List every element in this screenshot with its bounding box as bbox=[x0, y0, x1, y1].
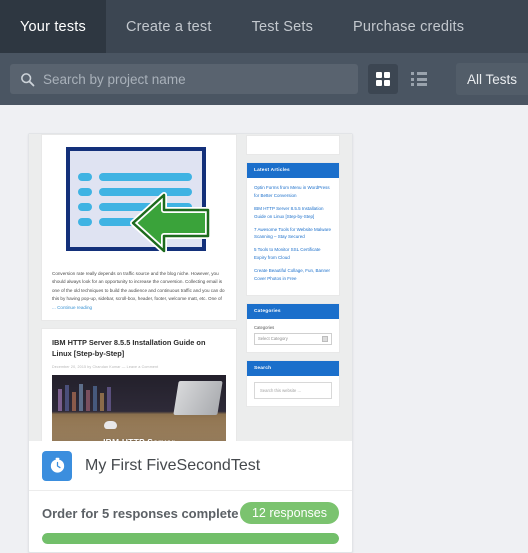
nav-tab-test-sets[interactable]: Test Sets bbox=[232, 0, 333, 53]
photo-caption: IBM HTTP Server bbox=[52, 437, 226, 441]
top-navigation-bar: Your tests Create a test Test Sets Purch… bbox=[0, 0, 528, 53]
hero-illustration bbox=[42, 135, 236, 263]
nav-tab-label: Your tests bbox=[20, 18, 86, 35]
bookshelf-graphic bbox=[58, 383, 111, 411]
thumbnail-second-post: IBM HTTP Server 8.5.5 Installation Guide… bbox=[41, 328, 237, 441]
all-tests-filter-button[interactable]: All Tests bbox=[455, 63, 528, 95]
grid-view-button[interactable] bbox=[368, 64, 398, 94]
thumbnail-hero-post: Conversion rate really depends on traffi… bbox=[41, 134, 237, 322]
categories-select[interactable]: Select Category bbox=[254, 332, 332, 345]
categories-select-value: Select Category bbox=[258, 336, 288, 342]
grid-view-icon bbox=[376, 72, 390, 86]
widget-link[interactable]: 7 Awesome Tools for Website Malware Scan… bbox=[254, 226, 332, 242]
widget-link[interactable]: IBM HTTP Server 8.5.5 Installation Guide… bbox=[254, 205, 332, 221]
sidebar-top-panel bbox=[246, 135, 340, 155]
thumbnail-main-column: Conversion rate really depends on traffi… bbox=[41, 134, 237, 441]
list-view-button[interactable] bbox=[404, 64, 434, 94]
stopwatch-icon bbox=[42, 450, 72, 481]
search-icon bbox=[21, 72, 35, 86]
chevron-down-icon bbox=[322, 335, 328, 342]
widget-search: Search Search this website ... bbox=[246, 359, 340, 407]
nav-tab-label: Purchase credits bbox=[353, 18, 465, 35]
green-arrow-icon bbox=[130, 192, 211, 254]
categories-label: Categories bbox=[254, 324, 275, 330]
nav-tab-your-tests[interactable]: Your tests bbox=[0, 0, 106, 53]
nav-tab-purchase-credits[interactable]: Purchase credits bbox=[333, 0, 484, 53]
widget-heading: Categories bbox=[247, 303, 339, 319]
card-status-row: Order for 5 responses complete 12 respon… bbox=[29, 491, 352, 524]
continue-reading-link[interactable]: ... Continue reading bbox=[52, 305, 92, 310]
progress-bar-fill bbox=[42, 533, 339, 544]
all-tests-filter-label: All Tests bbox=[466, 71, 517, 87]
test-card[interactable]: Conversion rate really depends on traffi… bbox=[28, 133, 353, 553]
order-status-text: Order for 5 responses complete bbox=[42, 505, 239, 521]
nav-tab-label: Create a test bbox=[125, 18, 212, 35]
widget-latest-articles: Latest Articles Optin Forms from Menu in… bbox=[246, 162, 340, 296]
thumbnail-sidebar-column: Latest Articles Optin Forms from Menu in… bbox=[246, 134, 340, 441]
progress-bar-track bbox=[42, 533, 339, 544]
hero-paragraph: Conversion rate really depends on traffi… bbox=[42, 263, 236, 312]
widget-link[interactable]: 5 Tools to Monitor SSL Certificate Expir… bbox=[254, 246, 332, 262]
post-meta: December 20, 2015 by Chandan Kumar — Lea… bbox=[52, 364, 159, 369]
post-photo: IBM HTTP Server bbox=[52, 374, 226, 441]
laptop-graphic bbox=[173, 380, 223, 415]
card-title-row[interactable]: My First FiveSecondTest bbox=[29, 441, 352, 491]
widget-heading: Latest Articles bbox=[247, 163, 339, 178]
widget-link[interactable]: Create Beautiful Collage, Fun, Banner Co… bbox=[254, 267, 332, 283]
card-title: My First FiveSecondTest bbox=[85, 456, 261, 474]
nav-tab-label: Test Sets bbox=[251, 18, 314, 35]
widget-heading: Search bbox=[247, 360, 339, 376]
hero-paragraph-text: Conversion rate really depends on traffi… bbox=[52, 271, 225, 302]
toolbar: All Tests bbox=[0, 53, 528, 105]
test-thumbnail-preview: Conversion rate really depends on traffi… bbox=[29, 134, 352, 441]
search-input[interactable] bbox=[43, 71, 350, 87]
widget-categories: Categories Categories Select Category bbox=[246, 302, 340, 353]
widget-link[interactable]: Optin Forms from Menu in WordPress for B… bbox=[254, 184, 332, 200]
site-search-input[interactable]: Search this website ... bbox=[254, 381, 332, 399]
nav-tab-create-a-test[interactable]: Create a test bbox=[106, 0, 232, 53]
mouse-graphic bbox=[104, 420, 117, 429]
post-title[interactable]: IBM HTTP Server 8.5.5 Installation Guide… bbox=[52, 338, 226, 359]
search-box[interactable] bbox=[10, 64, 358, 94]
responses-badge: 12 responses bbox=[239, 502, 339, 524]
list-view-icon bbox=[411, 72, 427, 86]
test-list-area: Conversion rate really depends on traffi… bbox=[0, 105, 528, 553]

# Requirement:
Update every line of the records above by replacing "widget-link" with "sidebar-link" and changing nothing else. Leave the pictures out.

# Completed task:
List every element in this screenshot with its bounding box as bbox=[x0, y0, x1, y1].
nav-tab-test-sets[interactable]: Test Sets bbox=[232, 0, 333, 53]
photo-caption: IBM HTTP Server bbox=[52, 437, 226, 441]
top-navigation-bar: Your tests Create a test Test Sets Purch… bbox=[0, 0, 528, 53]
hero-illustration bbox=[42, 135, 236, 263]
nav-tab-label: Your tests bbox=[20, 18, 86, 35]
bookshelf-graphic bbox=[58, 383, 111, 411]
thumbnail-second-post: IBM HTTP Server 8.5.5 Installation Guide… bbox=[41, 328, 237, 441]
all-tests-filter-button[interactable]: All Tests bbox=[455, 63, 528, 95]
grid-view-button[interactable] bbox=[368, 64, 398, 94]
thumbnail-hero-post: Conversion rate really depends on traffi… bbox=[41, 134, 237, 322]
categories-select[interactable]: Select Category bbox=[254, 332, 332, 345]
categories-select-value: Select Category bbox=[258, 336, 288, 342]
grid-view-icon bbox=[376, 72, 390, 86]
sidebar-link[interactable]: 7 Awesome Tools for Website Malware Scan… bbox=[254, 226, 332, 242]
sidebar-link[interactable]: IBM HTTP Server 8.5.5 Installation Guide… bbox=[254, 205, 332, 221]
sidebar-top-panel bbox=[246, 135, 340, 155]
thumbnail-main-column: Conversion rate really depends on traffi… bbox=[41, 134, 237, 441]
list-view-button[interactable] bbox=[404, 64, 434, 94]
stopwatch-icon bbox=[42, 450, 72, 481]
search-icon bbox=[21, 72, 35, 86]
chevron-down-icon bbox=[322, 335, 328, 342]
widget-search: Search Search this website ... bbox=[246, 359, 340, 407]
nav-tab-label: Purchase credits bbox=[353, 18, 465, 35]
green-arrow-icon bbox=[130, 192, 211, 254]
categories-label: Categories bbox=[254, 324, 275, 330]
nav-tab-your-tests[interactable]: Your tests bbox=[0, 0, 106, 53]
nav-tab-purchase-credits[interactable]: Purchase credits bbox=[333, 0, 484, 53]
widget-heading: Categories bbox=[247, 303, 339, 319]
card-status-row: Order for 5 responses complete 12 respon… bbox=[29, 491, 352, 524]
continue-reading-link[interactable]: ... Continue reading bbox=[52, 305, 92, 310]
progress-bar-fill bbox=[42, 533, 339, 544]
all-tests-filter-label: All Tests bbox=[466, 71, 517, 87]
test-card[interactable]: Conversion rate really depends on traffi… bbox=[28, 133, 353, 553]
order-status-text: Order for 5 responses complete bbox=[42, 505, 239, 521]
nav-tab-label: Create a test bbox=[125, 18, 212, 35]
widget-latest-articles: Latest Articles Optin Forms from Menu in… bbox=[246, 162, 340, 296]
thumbnail-sidebar-column: Latest Articles Optin Forms from Menu in… bbox=[246, 134, 340, 441]
progress-bar-track bbox=[42, 533, 339, 544]
hero-paragraph: Conversion rate really depends on traffi… bbox=[42, 263, 236, 312]
sidebar-link[interactable]: 5 Tools to Monitor SSL Certificate Expir… bbox=[254, 246, 332, 262]
post-meta: December 20, 2015 by Chandan Kumar — Lea… bbox=[52, 364, 159, 369]
post-photo: IBM HTTP Server bbox=[52, 374, 226, 441]
laptop-graphic bbox=[173, 380, 223, 415]
card-title-row[interactable]: My First FiveSecondTest bbox=[29, 441, 352, 491]
widget-heading: Latest Articles bbox=[247, 163, 339, 178]
sidebar-link[interactable]: Create Beautiful Collage, Fun, Banner Co… bbox=[254, 267, 332, 283]
card-title: My First FiveSecondTest bbox=[85, 456, 261, 474]
nav-tab-label: Test Sets bbox=[251, 18, 314, 35]
widget-heading: Search bbox=[247, 360, 339, 376]
hero-paragraph-text: Conversion rate really depends on traffi… bbox=[52, 271, 225, 302]
toolbar: All Tests bbox=[0, 53, 528, 105]
test-thumbnail-preview: Conversion rate really depends on traffi… bbox=[29, 134, 352, 441]
search-input[interactable] bbox=[43, 71, 350, 87]
widget-categories: Categories Categories Select Category bbox=[246, 302, 340, 353]
sidebar-link[interactable]: Optin Forms from Menu in WordPress for B… bbox=[254, 184, 332, 200]
site-search-input[interactable]: Search this website ... bbox=[254, 381, 332, 399]
nav-tab-create-a-test[interactable]: Create a test bbox=[106, 0, 232, 53]
mouse-graphic bbox=[104, 420, 117, 429]
post-title[interactable]: IBM HTTP Server 8.5.5 Installation Guide… bbox=[52, 338, 226, 359]
search-box[interactable] bbox=[10, 64, 358, 94]
responses-badge: 12 responses bbox=[239, 502, 339, 524]
list-view-icon bbox=[411, 72, 427, 86]
test-list-area: Conversion rate really depends on traffi… bbox=[0, 105, 528, 553]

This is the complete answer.